▶ **Rows from a dataset**
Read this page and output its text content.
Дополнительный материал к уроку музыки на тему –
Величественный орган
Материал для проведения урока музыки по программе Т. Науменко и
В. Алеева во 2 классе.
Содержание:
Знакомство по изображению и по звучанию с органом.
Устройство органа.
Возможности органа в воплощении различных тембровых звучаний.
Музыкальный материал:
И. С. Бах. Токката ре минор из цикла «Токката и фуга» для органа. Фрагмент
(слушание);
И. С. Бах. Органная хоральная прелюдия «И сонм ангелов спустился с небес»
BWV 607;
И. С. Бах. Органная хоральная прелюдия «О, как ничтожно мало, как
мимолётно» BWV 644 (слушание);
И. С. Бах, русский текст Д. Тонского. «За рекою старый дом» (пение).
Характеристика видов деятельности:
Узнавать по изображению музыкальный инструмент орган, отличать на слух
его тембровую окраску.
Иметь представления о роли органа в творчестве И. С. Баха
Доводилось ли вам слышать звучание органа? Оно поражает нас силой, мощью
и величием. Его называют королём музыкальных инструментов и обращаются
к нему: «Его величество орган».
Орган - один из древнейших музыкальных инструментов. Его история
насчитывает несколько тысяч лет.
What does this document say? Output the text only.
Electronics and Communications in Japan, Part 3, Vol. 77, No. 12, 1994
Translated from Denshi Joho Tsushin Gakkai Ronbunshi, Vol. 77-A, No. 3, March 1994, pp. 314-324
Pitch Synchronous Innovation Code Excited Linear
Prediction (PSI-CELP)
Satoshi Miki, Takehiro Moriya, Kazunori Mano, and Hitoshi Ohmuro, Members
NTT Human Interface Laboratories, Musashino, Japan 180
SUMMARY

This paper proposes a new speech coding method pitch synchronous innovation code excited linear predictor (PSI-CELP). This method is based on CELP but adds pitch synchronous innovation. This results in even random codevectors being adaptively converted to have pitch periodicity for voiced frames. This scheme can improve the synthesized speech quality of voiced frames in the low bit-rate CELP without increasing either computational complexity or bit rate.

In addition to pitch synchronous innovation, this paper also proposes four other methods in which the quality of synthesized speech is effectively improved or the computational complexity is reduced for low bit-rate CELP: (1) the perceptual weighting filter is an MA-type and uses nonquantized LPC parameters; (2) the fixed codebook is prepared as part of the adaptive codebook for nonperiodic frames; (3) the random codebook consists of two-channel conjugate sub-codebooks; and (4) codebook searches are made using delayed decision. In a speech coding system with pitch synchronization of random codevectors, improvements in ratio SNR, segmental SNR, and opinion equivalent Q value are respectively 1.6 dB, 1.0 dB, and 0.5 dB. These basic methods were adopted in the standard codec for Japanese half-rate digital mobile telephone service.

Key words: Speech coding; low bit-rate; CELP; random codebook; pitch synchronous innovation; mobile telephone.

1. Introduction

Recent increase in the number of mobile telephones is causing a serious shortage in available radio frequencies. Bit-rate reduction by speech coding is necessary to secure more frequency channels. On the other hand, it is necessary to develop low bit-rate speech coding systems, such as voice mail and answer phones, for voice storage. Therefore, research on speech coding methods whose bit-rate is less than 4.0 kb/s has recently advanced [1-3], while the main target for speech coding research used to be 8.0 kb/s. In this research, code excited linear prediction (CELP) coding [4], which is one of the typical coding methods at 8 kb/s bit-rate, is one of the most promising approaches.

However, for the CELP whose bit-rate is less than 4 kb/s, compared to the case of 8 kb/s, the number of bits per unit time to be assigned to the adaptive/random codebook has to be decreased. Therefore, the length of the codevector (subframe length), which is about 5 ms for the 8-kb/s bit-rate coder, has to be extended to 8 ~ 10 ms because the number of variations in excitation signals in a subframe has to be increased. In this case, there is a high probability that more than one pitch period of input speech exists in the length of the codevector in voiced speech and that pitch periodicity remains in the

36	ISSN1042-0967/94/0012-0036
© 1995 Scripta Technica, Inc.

==

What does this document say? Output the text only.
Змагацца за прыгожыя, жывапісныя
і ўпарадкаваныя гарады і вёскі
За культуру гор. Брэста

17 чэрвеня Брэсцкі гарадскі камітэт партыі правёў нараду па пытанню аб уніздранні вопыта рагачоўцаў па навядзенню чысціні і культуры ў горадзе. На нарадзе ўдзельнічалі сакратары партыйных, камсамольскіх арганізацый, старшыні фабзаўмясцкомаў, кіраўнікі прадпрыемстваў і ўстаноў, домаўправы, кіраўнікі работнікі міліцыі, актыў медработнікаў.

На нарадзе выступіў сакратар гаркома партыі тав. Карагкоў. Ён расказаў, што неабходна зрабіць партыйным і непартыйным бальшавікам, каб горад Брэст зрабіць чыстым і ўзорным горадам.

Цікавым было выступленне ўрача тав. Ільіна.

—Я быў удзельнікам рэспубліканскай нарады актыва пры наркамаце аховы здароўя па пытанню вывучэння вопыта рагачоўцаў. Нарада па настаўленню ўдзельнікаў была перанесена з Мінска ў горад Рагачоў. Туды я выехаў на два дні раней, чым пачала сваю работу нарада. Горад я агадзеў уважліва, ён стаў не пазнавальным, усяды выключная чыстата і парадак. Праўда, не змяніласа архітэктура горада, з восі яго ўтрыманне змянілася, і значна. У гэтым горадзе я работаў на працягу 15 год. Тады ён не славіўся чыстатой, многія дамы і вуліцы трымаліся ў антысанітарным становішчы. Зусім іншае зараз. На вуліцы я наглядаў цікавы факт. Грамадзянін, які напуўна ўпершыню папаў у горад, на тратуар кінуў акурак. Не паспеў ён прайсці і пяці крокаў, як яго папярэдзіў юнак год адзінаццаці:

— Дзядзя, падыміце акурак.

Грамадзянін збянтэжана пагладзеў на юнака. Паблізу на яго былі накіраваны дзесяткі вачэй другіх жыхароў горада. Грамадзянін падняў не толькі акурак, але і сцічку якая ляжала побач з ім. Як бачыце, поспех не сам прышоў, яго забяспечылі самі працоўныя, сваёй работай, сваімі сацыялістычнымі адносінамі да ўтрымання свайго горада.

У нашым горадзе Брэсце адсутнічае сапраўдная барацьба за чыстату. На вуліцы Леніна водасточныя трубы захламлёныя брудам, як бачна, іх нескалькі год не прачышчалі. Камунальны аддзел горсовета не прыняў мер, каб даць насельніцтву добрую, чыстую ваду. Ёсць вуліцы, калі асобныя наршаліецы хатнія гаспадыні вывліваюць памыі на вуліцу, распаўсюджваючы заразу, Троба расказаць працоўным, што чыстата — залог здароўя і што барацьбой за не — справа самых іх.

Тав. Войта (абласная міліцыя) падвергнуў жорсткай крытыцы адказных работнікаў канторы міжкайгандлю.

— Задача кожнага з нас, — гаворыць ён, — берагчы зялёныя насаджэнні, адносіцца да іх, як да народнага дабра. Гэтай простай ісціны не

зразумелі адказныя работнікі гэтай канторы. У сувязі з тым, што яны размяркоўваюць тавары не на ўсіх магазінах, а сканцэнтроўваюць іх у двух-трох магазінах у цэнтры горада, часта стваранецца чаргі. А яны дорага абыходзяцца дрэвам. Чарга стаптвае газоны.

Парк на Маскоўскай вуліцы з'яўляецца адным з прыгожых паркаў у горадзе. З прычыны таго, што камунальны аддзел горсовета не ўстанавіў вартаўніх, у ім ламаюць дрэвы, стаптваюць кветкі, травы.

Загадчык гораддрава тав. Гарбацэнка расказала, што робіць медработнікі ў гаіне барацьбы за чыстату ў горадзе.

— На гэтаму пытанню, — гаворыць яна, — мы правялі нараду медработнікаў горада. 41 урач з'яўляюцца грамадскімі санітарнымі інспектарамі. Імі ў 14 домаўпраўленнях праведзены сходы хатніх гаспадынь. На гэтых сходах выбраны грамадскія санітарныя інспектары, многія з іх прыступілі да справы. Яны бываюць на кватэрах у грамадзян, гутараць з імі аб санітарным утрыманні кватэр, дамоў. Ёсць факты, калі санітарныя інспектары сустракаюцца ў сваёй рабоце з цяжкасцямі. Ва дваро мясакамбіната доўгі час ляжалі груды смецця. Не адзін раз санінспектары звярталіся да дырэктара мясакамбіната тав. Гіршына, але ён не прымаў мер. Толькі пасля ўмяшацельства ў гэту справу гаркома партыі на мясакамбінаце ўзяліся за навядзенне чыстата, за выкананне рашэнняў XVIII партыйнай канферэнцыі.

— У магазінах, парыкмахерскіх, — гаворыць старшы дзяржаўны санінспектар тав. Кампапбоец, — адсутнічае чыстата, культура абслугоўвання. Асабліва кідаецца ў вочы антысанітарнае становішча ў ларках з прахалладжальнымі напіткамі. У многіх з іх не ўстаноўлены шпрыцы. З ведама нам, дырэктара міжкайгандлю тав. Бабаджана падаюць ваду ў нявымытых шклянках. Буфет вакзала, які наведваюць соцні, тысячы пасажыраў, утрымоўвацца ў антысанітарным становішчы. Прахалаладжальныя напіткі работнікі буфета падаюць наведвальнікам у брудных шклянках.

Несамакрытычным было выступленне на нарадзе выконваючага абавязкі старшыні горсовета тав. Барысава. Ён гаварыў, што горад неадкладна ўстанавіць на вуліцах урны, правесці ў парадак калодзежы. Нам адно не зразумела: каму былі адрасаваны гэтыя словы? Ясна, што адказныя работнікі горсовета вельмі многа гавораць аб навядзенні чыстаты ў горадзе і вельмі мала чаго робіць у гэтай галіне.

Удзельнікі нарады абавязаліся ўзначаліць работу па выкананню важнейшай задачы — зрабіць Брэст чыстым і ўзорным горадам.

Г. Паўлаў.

--

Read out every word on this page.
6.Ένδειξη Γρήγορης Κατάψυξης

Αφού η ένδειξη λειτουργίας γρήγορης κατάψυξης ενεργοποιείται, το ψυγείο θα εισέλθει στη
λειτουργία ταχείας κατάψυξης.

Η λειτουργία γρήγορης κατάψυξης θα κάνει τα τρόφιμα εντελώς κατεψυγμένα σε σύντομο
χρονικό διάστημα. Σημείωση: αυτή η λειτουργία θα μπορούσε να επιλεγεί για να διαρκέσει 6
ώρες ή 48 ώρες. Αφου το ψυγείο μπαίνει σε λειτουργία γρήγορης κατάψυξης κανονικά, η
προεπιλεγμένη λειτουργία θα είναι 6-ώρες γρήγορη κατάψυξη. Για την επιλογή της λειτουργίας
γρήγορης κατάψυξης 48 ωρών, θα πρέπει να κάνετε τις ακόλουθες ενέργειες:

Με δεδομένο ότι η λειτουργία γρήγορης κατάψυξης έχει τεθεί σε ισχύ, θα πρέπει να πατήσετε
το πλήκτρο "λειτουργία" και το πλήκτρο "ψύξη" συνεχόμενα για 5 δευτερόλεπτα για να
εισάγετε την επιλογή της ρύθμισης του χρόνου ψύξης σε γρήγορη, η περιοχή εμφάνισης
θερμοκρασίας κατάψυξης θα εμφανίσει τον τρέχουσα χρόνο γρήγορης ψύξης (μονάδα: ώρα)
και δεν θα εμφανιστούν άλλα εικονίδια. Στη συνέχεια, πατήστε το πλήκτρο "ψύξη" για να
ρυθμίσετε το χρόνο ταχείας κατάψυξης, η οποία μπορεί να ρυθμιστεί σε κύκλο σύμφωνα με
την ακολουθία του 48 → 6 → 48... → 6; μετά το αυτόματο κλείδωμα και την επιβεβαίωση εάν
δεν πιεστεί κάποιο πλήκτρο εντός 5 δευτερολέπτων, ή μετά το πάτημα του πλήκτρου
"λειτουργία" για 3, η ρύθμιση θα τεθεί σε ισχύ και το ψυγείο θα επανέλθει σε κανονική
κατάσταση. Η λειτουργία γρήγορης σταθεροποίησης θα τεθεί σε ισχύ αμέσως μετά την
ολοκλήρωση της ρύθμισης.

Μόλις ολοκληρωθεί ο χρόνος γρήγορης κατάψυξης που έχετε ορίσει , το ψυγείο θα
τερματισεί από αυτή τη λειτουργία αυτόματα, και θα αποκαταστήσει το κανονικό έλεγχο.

▶ **Problem to solve**
Above are the records. Copy every line in them holding "Read".

▶ **Task response**
Read this page and output its text content.
Read out every word on this page.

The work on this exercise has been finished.